Extract to read:
..........
And if that isn't enough Pomus's wife, the addressee of the song, is on hand to talk, with understandable emotion, about her response when first hearing it - although here and elsewhere you never feel the director is exploiting the situation, merely recording the depth of feeling which these songs and their creator evoked in so many.
No one important, it seems, spurned the invitation to participate in the film. There is plentiful archive footage of Pomus himself as well as interviews with family members, not to mention a high calibre of other talking heads including Dave Marsh and Peter Guralnick. Nor does this telling focus on the Brill Building glory years of the late fifties and early sixties to the exclusion of all else: we get a lot about his childhood, the polio which was to affect the rest of his life, and the epiphany of hearing Big Joe Turner's 1944 recording of Piney Brown Blues, bookended by the information that Pomus actively helped Turner and other artists in later life by chasing up payments on their behalf. He was even aggrieved enough to call in a fake bomb warning to a club one night when the celebrated singer, well past the first flush of youth, was being forced to play a third show on the same night to maximise the venue's profits. Turner's Decca recording had inspired Pomus to become a blues shouter himself, and he never forgot his debt.
I was already aware that Ben E King had been a friend of Pomus's, keenly appreciative of the fact that he was the only Brill Building writer to go to his gigs. King is an interviewee here, as well as being glimpsed in photographs as a party guest. Leiber and Stoller also sing the Doc's praises (Jerry Leiber looking particularly frail by the time this was filmed), and at the end there is footage of Phil Spector and others speaking at Pomus's funeral; Spector says something to the effect that Pomus made him a better person, "believe it or not".
Before the hookup with Dr John it is odd to learn that there was a time when Pomus was making his living mostly from a poker club held in his home; new participants who didn't know their host beforehand would look around in astonishment at the gold records on the wall. When Elvis died Pomus assumed that his and Shuman's royalties from that sector would dry up but the event actually triggered a surge in record sales and his healthier bank balance meant he was able to give up the poker nights and songwriting came back into his life, leading to collaborations with Dr John and others.
..........
Required work:
1 – Answer these questions about the review, one answer per line, marked like the questions:
(a) Whose 1944 recording did Pomus hear, and what was the song?
(b) What did Ben E King appreciate about Pomus?
(c) Before the hookup with Dr John, how was Pomus mostly making his living?
2 – Rewrite the stretch of the review from "And if that" through "in so many.", putting "filmmaker" in place of "director".
..........
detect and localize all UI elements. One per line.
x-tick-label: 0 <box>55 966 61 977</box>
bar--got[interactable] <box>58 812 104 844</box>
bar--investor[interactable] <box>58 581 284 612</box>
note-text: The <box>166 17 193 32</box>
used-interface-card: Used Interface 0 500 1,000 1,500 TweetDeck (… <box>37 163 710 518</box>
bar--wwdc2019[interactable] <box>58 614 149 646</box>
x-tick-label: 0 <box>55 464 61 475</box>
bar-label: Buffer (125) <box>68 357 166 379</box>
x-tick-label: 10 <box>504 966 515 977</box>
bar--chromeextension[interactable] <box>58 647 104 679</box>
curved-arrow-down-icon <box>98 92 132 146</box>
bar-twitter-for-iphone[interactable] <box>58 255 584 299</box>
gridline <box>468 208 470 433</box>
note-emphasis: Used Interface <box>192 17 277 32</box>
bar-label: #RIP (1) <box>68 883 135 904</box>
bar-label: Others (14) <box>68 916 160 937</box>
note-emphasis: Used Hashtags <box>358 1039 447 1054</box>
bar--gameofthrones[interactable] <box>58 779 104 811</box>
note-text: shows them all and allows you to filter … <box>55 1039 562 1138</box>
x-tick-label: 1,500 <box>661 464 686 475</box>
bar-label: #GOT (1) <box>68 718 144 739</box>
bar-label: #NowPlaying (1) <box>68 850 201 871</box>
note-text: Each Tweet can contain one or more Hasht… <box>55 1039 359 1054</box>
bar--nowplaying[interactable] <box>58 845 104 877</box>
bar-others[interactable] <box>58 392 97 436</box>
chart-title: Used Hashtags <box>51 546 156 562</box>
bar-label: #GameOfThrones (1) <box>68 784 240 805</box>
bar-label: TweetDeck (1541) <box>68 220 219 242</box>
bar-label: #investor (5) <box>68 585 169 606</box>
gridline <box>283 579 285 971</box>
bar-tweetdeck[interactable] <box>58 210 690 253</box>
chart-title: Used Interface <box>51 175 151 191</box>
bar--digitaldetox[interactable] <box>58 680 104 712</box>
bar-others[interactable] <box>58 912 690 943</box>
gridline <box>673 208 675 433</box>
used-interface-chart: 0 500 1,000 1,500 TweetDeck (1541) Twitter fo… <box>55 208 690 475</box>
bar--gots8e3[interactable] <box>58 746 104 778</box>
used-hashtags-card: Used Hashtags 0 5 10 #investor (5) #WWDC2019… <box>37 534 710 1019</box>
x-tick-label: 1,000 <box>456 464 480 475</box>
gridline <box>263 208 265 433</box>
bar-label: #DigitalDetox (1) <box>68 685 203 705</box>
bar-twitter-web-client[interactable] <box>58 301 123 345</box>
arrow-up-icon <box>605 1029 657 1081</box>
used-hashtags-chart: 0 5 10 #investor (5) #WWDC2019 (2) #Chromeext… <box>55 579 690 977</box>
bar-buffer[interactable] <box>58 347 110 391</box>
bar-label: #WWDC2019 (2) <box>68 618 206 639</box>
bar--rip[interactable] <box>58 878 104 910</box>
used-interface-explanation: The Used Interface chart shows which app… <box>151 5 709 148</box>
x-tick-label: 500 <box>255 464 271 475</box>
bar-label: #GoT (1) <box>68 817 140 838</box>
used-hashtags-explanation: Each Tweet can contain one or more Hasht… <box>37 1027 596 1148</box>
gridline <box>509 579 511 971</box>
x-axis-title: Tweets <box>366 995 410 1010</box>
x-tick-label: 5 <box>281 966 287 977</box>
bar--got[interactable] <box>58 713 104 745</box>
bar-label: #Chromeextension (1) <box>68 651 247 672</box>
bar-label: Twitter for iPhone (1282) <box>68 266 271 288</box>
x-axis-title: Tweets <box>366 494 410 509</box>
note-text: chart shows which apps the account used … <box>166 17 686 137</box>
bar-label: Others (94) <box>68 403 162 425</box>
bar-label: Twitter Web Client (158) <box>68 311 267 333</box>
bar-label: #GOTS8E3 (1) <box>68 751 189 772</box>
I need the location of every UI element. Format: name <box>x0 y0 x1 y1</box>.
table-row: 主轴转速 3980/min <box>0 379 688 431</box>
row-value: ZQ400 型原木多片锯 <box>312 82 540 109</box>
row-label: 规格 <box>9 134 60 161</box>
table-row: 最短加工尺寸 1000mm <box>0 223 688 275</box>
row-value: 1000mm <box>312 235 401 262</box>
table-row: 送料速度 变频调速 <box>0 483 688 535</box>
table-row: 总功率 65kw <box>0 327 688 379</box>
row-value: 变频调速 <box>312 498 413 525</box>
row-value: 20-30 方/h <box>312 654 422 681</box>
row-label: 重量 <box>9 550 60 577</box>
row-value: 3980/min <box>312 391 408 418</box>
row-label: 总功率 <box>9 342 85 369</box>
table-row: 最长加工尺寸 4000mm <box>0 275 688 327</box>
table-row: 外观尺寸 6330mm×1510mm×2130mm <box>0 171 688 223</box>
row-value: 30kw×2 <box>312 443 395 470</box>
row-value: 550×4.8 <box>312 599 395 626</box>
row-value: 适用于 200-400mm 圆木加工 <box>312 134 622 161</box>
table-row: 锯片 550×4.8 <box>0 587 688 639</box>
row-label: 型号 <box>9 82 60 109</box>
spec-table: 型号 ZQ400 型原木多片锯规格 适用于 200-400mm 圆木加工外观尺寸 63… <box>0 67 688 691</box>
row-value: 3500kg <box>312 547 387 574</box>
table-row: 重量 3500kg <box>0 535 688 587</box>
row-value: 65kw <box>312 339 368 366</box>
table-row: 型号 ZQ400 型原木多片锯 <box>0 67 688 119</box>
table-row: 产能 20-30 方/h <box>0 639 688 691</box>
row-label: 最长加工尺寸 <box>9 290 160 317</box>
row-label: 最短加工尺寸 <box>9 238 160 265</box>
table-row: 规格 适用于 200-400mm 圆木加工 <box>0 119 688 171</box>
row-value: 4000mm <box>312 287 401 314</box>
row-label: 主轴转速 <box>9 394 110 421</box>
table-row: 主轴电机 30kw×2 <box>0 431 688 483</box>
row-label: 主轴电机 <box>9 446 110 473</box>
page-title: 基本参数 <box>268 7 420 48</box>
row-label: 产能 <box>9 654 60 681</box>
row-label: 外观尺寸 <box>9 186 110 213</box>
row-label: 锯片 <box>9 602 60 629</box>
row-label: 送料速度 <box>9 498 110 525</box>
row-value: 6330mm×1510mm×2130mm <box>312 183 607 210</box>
..........
List of solutions:
1 –
(a) Big Joe Turner's recording of Piney Brown Blues.
(b) He was the only Brill Building writer to go to King's gigs.
(c) From a poker club held in his home.

2 –
And if that isn't enough Pomus's wife, the addressee of the song, is on hand to talk, with understandable emotion, about her response when first hearing it - although here and elsewhere you never feel the filmmaker is exploiting the situation, merely recording the depth of feeling which these songs and their creator evoked in so many.